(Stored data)
◆ ◆ ◆ ◆ ◆ ◆ ◆
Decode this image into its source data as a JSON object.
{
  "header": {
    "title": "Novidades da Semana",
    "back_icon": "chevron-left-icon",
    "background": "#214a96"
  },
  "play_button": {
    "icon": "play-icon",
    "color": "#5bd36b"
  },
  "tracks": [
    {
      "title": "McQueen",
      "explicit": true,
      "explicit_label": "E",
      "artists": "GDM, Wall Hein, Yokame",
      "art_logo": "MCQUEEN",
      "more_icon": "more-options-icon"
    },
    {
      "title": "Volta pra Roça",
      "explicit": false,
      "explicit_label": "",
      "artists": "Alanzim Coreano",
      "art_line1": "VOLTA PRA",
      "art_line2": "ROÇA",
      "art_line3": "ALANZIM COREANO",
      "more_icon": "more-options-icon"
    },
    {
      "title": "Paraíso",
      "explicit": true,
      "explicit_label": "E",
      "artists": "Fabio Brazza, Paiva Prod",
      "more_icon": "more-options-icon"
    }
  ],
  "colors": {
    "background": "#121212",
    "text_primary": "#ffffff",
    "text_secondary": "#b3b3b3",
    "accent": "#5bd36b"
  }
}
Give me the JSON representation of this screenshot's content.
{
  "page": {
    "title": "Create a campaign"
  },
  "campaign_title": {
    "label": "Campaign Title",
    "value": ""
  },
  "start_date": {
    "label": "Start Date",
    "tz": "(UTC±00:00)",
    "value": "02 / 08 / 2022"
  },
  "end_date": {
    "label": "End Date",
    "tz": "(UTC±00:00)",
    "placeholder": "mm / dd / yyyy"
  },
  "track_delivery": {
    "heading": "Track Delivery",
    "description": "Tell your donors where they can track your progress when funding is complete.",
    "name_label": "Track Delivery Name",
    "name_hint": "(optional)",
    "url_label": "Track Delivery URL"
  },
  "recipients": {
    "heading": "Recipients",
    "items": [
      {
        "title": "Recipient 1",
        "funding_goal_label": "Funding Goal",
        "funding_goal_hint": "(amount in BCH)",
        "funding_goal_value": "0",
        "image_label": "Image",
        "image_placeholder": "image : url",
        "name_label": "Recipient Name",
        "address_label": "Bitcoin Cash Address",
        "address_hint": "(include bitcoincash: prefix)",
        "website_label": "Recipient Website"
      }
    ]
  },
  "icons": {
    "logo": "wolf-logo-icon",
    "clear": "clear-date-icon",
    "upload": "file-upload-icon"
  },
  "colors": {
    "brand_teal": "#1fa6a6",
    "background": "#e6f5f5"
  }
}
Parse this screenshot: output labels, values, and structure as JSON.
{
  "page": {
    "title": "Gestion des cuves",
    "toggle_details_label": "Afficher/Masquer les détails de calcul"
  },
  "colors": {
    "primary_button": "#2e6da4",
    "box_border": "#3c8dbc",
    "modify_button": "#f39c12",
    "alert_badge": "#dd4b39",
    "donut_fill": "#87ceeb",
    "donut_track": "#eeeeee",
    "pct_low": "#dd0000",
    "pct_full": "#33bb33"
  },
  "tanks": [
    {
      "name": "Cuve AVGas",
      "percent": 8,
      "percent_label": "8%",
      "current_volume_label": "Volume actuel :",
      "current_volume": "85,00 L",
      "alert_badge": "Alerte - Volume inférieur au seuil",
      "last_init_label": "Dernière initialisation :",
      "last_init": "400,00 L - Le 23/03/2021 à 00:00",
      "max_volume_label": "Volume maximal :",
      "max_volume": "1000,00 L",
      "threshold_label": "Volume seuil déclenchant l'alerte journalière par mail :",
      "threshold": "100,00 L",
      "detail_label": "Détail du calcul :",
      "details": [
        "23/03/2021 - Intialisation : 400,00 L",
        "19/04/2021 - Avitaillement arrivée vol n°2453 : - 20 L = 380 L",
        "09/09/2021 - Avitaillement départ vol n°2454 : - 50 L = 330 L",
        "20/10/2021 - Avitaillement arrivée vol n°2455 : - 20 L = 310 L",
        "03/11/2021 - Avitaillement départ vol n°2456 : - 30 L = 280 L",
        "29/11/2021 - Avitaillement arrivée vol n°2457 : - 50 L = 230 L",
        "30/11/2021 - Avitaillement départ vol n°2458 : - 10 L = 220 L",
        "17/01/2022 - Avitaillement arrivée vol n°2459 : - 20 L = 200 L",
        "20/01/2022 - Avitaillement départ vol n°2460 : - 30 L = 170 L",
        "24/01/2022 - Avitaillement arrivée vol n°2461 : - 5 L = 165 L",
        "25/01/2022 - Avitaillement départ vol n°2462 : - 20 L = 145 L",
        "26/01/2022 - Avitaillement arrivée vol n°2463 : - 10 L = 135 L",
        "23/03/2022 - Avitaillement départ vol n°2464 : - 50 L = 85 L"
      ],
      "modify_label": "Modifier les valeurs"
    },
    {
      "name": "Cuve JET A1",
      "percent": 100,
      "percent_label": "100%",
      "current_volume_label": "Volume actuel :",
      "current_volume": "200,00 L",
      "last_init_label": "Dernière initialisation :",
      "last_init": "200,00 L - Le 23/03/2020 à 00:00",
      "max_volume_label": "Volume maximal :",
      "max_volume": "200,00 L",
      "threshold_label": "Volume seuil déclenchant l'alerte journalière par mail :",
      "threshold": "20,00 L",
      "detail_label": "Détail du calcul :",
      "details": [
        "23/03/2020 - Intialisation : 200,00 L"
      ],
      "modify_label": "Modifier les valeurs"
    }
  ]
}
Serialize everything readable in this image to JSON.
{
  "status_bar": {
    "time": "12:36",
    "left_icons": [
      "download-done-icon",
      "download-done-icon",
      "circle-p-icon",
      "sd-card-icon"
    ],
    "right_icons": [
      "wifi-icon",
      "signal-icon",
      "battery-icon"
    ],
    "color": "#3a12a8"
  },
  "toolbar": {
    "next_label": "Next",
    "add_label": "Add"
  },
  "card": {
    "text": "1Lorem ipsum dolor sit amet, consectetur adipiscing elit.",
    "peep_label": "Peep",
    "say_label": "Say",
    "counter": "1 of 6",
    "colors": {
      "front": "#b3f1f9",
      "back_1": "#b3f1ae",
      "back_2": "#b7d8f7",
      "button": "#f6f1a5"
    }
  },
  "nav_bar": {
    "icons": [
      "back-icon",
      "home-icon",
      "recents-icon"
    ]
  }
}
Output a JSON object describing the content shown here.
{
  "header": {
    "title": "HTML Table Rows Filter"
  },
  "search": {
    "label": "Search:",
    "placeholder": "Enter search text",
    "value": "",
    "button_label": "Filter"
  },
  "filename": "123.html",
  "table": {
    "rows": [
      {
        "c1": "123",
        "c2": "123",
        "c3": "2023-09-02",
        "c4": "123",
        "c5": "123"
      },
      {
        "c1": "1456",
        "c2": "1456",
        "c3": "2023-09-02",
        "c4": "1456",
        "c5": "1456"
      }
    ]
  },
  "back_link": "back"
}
◆ ◆ ◆ ◆ ◆ ◆ ◆
**WORK TO BE COMPLETED**
Your task is to print all of the records exactly.

**FINAL ANSWER**
Decode this image into its source data as a JSON object.
{
  "header": {
    "title": "Novidades da Semana",
    "back_icon": "chevron-left-icon",
    "background": "#214a96"
  },
  "play_button": {
    "icon": "play-icon",
    "color": "#5bd36b"
  },
  "tracks": [
    {
      "title": "McQueen",
      "explicit": true,
      "explicit_label": "E",
      "artists": "GDM, Wall Hein, Yokame",
      "art_logo": "MCQUEEN",
      "more_icon": "more-options-icon"
    },
    {
      "title": "Volta pra Roça",
      "explicit": false,
      "explicit_label": "",
      "artists": "Alanzim Coreano",
      "art_line1": "VOLTA PRA",
      "art_line2": "ROÇA",
      "art_line3": "ALANZIM COREANO",
      "more_icon": "more-options-icon"
    },
    {
      "title": "Paraíso",
      "explicit": true,
      "explicit_label": "E",
      "artists": "Fabio Brazza, Paiva Prod",
      "more_icon": "more-options-icon"
    }
  ],
  "colors": {
    "background": "#121212",
    "text_primary": "#ffffff",
    "text_secondary": "#b3b3b3",
    "accent": "#5bd36b"
  }
}
Give me the JSON representation of this screenshot's content.
{
  "page": {
    "title": "Create a campaign"
  },
  "campaign_title": {
    "label": "Campaign Title",
    "value": ""
  },
  "start_date": {
    "label": "Start Date",
    "tz": "(UTC±00:00)",
    "value": "02 / 08 / 2022"
  },
  "end_date": {
    "label": "End Date",
    "tz": "(UTC±00:00)",
    "placeholder": "mm / dd / yyyy"
  },
  "track_delivery": {
    "heading": "Track Delivery",
    "description": "Tell your donors where they can track your progress when funding is complete.",
    "name_label": "Track Delivery Name",
    "name_hint": "(optional)",
    "url_label": "Track Delivery URL"
  },
  "recipients": {
    "heading": "Recipients",
    "items": [
      {
        "title": "Recipient 1",
        "funding_goal_label": "Funding Goal",
        "funding_goal_hint": "(amount in BCH)",
        "funding_goal_value": "0",
        "image_label": "Image",
        "image_placeholder": "image : url",
        "name_label": "Recipient Name",
        "address_label": "Bitcoin Cash Address",
        "address_hint": "(include bitcoincash: prefix)",
        "website_label": "Recipient Website"
      }
    ]
  },
  "icons": {
    "logo": "wolf-logo-icon",
    "clear": "clear-date-icon",
    "upload": "file-upload-icon"
  },
  "colors": {
    "brand_teal": "#1fa6a6",
    "background": "#e6f5f5"
  }
}
Parse this screenshot: output labels, values, and structure as JSON.
{
  "page": {
    "title": "Gestion des cuves",
    "toggle_details_label": "Afficher/Masquer les détails de calcul"
  },
  "colors": {
    "primary_button": "#2e6da4",
    "box_border": "#3c8dbc",
    "modify_button": "#f39c12",
    "alert_badge": "#dd4b39",
    "donut_fill": "#87ceeb",
    "donut_track": "#eeeeee",
    "pct_low": "#dd0000",
    "pct_full": "#33bb33"
  },
  "tanks": [
    {
      "name": "Cuve AVGas",
      "percent": 8,
      "percent_label": "8%",
      "current_volume_label": "Volume actuel :",
      "current_volume": "85,00 L",
      "alert_badge": "Alerte - Volume inférieur au seuil",
      "last_init_label": "Dernière initialisation :",
      "last_init": "400,00 L - Le 23/03/2021 à 00:00",
      "max_volume_label": "Volume maximal :",
      "max_volume": "1000,00 L",
      "threshold_label": "Volume seuil déclenchant l'alerte journalière par mail :",
      "threshold": "100,00 L",
      "detail_label": "Détail du calcul :",
      "details": [
        "23/03/2021 - Intialisation : 400,00 L",
        "19/04/2021 - Avitaillement arrivée vol n°2453 : - 20 L = 380 L",
        "09/09/2021 - Avitaillement départ vol n°2454 : - 50 L = 330 L",
        "20/10/2021 - Avitaillement arrivée vol n°2455 : - 20 L = 310 L",
        "03/11/2021 - Avitaillement départ vol n°2456 : - 30 L = 280 L",
        "29/11/2021 - Avitaillement arrivée vol n°2457 : - 50 L = 230 L",
        "30/11/2021 - Avitaillement départ vol n°2458 : - 10 L = 220 L",
        "17/01/2022 - Avitaillement arrivée vol n°2459 : - 20 L = 200 L",
        "20/01/2022 - Avitaillement départ vol n°2460 : - 30 L = 170 L",
        "24/01/2022 - Avitaillement arrivée vol n°2461 : - 5 L = 165 L",
        "25/01/2022 - Avitaillement départ vol n°2462 : - 20 L = 145 L",
        "26/01/2022 - Avitaillement arrivée vol n°2463 : - 10 L = 135 L",
        "23/03/2022 - Avitaillement départ vol n°2464 : - 50 L = 85 L"
      ],
      "modify_label": "Modifier les valeurs"
    },
    {
      "name": "Cuve JET A1",
      "percent": 100,
      "percent_label": "100%",
      "current_volume_label": "Volume actuel :",
      "current_volume": "200,00 L",
      "last_init_label": "Dernière initialisation :",
      "last_init": "200,00 L - Le 23/03/2020 à 00:00",
      "max_volume_label": "Volume maximal :",
      "max_volume": "200,00 L",
      "threshold_label": "Volume seuil déclenchant l'alerte journalière par mail :",
      "threshold": "20,00 L",
      "detail_label": "Détail du calcul :",
      "details": [
        "23/03/2020 - Intialisation : 200,00 L"
      ],
      "modify_label": "Modifier les valeurs"
    }
  ]
}
Serialize everything readable in this image to JSON.
{
  "status_bar": {
    "time": "12:36",
    "left_icons": [
      "download-done-icon",
      "download-done-icon",
      "circle-p-icon",
      "sd-card-icon"
    ],
    "right_icons": [
      "wifi-icon",
      "signal-icon",
      "battery-icon"
    ],
    "color": "#3a12a8"
  },
  "toolbar": {
    "next_label": "Next",
    "add_label": "Add"
  },
  "card": {
    "text": "1Lorem ipsum dolor sit amet, consectetur adipiscing elit.",
    "peep_label": "Peep",
    "say_label": "Say",
    "counter": "1 of 6",
    "colors": {
      "front": "#b3f1f9",
      "back_1": "#b3f1ae",
      "back_2": "#b7d8f7",
      "button": "#f6f1a5"
    }
  },
  "nav_bar": {
    "icons": [
      "back-icon",
      "home-icon",
      "recents-icon"
    ]
  }
}
Output a JSON object describing the content shown here.
{
  "header": {
    "title": "HTML Table Rows Filter"
  },
  "search": {
    "label": "Search:",
    "placeholder": "Enter search text",
    "value": "",
    "button_label": "Filter"
  },
  "filename": "123.html",
  "table": {
    "rows": [
      {
        "c1": "123",
        "c2": "123",
        "c3": "2023-09-02",
        "c4": "123",
        "c5": "123"
      },
      {
        "c1": "1456",
        "c2": "1456",
        "c3": "2023-09-02",
        "c4": "1456",
        "c5": "1456"
      }
    ]
  },
  "back_link": "back"
}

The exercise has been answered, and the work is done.